_Your goal:_
Repeat the records below exactly, leaving out any pictures.

● ● ●

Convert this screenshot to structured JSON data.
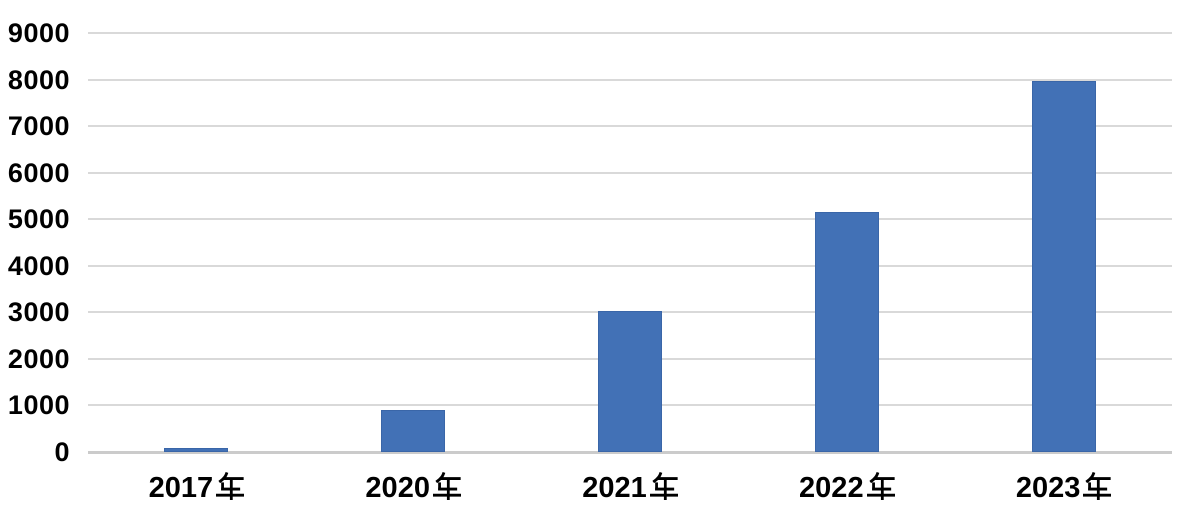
{
  "chart_data": {
    "type": "bar",
    "title": "",
    "xlabel": "",
    "ylabel": "",
    "categories": [
      "2017年",
      "2020年",
      "2021年",
      "2022年",
      "2023年"
    ],
    "values": [
      90,
      910,
      3020,
      5150,
      7970
    ],
    "ylim": [
      0,
      9000
    ],
    "ytick_interval": 1000,
    "ytick_labels": [
      "0",
      "1000",
      "2000",
      "3000",
      "4000",
      "5000",
      "6000",
      "7000",
      "8000",
      "9000"
    ],
    "grid": true,
    "legend_position": "none",
    "bar_color": "#4271B6",
    "bar_border_color": "#3A66A8",
    "gridline_color": "#D9D9D9",
    "axis_line_color": "#CBCBCB",
    "label_color": "#000000"
  }
}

● ● ●

_Output of the exercise:_
Convert this screenshot to structured JSON data.
{
  "chart_data": {
    "type": "bar",
    "title": "",
    "xlabel": "",
    "ylabel": "",
    "categories": [
      "2017年",
      "2020年",
      "2021年",
      "2022年",
      "2023年"
    ],
    "values": [
      90,
      910,
      3020,
      5150,
      7970
    ],
    "ylim": [
      0,
      9000
    ],
    "ytick_interval": 1000,
    "ytick_labels": [
      "0",
      "1000",
      "2000",
      "3000",
      "4000",
      "5000",
      "6000",
      "7000",
      "8000",
      "9000"
    ],
    "grid": true,
    "legend_position": "none",
    "bar_color": "#4271B6",
    "bar_border_color": "#3A66A8",
    "gridline_color": "#D9D9D9",
    "axis_line_color": "#CBCBCB",
    "label_color": "#000000"
  }
}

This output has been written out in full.